YOUR TASK:
Faithfully return all lines, omitting every embedded picture.
[Start]
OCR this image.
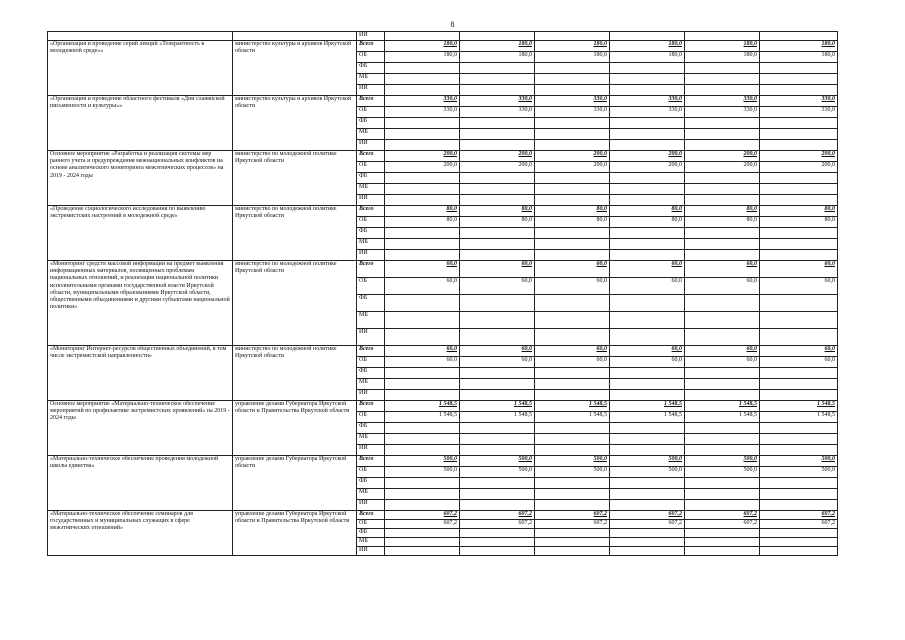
8
		ИИ						
«Организация и проведение серий лекций «Толерантность в молодежной среде»»	министерство культуры и архивов Иркутской области	Всего	180,0	180,0	180,0	180,0	180,0	180,0
		ОБ	180,0	180,0	180,0	180,0	180,0	180,0
		ФБ						
		МБ						
		ИИ						
«Организация и проведение областного фестиваля «Дни славянской письменности и культуры»»	министерство культуры и архивов Иркутской области	Всего	330,0	330,0	330,0	330,0	330,0	330,0
		ОБ	330,0	330,0	330,0	330,0	330,0	330,0
		ФБ						
		МБ						
		ИИ						
Основное мероприятие «Разработка и реализация системы мер раннего учета и предупреждения межнациональных конфликтов на основе аналитического мониторинга межэтнических процессов» на 2019 - 2024 годы	министерство по молодежной политике Иркутской области	Всего	200,0	200,0	200,0	200,0	200,0	200,0
		ОБ	200,0	200,0	200,0	200,0	200,0	200,0
		ФБ						
		МБ						
		ИИ						
«Проведение социологического исследования по выявлению экстремистских настроений в молодежной среде»	министерство по молодежной политике Иркутской области	Всего	80,0	80,0	80,0	80,0	80,0	80,0
		ОБ	80,0	80,0	80,0	80,0	80,0	80,0
		ФБ						
		МБ						
		ИИ						
«Мониторинг средств массовой информации на предмет выявления информационных материалов, посвященных проблемам национальных отношений, и реализации национальной политики исполнительными органами государственной власти Иркутской области, муниципальными образованиями Иркутской области, общественными объединениями и другими субъектами национальной политики»	министерство по молодежной политике Иркутской области	Всего	60,0	60,0	60,0	60,0	60,0	60,0
		ОБ	60,0	60,0	60,0	60,0	60,0	60,0
		ФБ						
		МБ						
		ИИ						
«Мониторинг Интернет-ресурсов общественных объединений, в том числе экстремистской направленности»	министерство по молодежной политике Иркутской области	Всего	60,0	60,0	60,0	60,0	60,0	60,0
		ОБ	60,0	60,0	60,0	60,0	60,0	60,0
		ФБ						
		МБ						
		ИИ						
Основное мероприятие «Материально-техническое обеспечение мероприятий по профилактике экстремистских проявлений» на 2019 - 2024 годы	управление делами Губернатора Иркутской области и Правительства Иркутской области	Всего	1 548,5	1 548,5	1 548,5	1 548,5	1 548,5	1 548,5
		ОБ	1 548,5	1 548,5	1 548,5	1 548,5	1 548,5	1 548,5
		ФБ						
		МБ						
		ИИ						
«Материально-техническое обеспечение проведения молодежной школы единства»	управление делами Губернатора Иркутской области	Всего	500,0	500,0	500,0	500,0	500,0	500,0
		ОБ	500,0	500,0	500,0	500,0	500,0	500,0
		ФБ						
		МБ						
		ИИ						
«Материально-техническое обеспечение семинаров для государственных и муниципальных служащих в сфере межэтнических отношений»	управление делами Губернатора Иркутской области и Правительства Иркутской области	Всего	607,2	607,2	607,2	607,2	607,2	607,2
		ОБ	607,2	607,2	607,2	607,2	607,2	607,2
		ФБ						
		МБ						
		ИИ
[End]
COMPLETED TASK:
OCR this image.
8
		ИИ						
«Организация и проведение серий лекций «Толерантность в молодежной среде»»	министерство культуры и архивов Иркутской области	Всего	180,0	180,0	180,0	180,0	180,0	180,0
		ОБ	180,0	180,0	180,0	180,0	180,0	180,0
		ФБ						
		МБ						
		ИИ						
«Организация и проведение областного фестиваля «Дни славянской письменности и культуры»»	министерство культуры и архивов Иркутской области	Всего	330,0	330,0	330,0	330,0	330,0	330,0
		ОБ	330,0	330,0	330,0	330,0	330,0	330,0
		ФБ						
		МБ						
		ИИ						
Основное мероприятие «Разработка и реализация системы мер раннего учета и предупреждения межнациональных конфликтов на основе аналитического мониторинга межэтнических процессов» на 2019 - 2024 годы	министерство по молодежной политике Иркутской области	Всего	200,0	200,0	200,0	200,0	200,0	200,0
		ОБ	200,0	200,0	200,0	200,0	200,0	200,0
		ФБ						
		МБ						
		ИИ						
«Проведение социологического исследования по выявлению экстремистских настроений в молодежной среде»	министерство по молодежной политике Иркутской области	Всего	80,0	80,0	80,0	80,0	80,0	80,0
		ОБ	80,0	80,0	80,0	80,0	80,0	80,0
		ФБ						
		МБ						
		ИИ						
«Мониторинг средств массовой информации на предмет выявления информационных материалов, посвященных проблемам национальных отношений, и реализации национальной политики исполнительными органами государственной власти Иркутской области, муниципальными образованиями Иркутской области, общественными объединениями и другими субъектами национальной политики»	министерство по молодежной политике Иркутской области	Всего	60,0	60,0	60,0	60,0	60,0	60,0
		ОБ	60,0	60,0	60,0	60,0	60,0	60,0
		ФБ						
		МБ						
		ИИ						
«Мониторинг Интернет-ресурсов общественных объединений, в том числе экстремистской направленности»	министерство по молодежной политике Иркутской области	Всего	60,0	60,0	60,0	60,0	60,0	60,0
		ОБ	60,0	60,0	60,0	60,0	60,0	60,0
		ФБ						
		МБ						
		ИИ						
Основное мероприятие «Материально-техническое обеспечение мероприятий по профилактике экстремистских проявлений» на 2019 - 2024 годы	управление делами Губернатора Иркутской области и Правительства Иркутской области	Всего	1 548,5	1 548,5	1 548,5	1 548,5	1 548,5	1 548,5
		ОБ	1 548,5	1 548,5	1 548,5	1 548,5	1 548,5	1 548,5
		ФБ						
		МБ						
		ИИ						
«Материально-техническое обеспечение проведения молодежной школы единства»	управление делами Губернатора Иркутской области	Всего	500,0	500,0	500,0	500,0	500,0	500,0
		ОБ	500,0	500,0	500,0	500,0	500,0	500,0
		ФБ						
		МБ						
		ИИ						
«Материально-техническое обеспечение семинаров для государственных и муниципальных служащих в сфере межэтнических отношений»	управление делами Губернатора Иркутской области и Правительства Иркутской области	Всего	607,2	607,2	607,2	607,2	607,2	607,2
		ОБ	607,2	607,2	607,2	607,2	607,2	607,2
		ФБ						
		МБ						
		ИИ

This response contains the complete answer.